• Exercise aim: The exercise asks you to copy every line below in which "highlight" appears.

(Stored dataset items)
Start
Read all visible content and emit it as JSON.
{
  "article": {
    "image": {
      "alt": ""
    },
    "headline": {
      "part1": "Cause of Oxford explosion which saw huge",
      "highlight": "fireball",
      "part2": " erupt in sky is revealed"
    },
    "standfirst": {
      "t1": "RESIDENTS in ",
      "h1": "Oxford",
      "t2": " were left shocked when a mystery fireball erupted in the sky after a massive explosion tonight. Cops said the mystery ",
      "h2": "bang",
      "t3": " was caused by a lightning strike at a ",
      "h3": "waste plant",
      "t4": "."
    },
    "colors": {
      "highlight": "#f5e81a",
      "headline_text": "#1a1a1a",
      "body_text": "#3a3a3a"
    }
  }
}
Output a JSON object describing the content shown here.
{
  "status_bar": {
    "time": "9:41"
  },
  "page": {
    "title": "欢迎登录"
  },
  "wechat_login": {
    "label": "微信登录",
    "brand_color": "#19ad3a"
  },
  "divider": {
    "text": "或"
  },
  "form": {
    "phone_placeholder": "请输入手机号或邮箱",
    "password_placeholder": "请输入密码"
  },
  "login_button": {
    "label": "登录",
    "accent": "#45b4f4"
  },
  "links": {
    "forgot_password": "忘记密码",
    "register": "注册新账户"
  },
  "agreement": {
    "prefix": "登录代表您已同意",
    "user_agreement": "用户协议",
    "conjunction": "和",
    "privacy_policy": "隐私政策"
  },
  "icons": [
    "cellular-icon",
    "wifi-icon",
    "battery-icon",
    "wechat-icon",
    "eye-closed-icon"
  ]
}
End
• Solved problem:
      "highlight": "fireball",
      "highlight": "#f5e81a",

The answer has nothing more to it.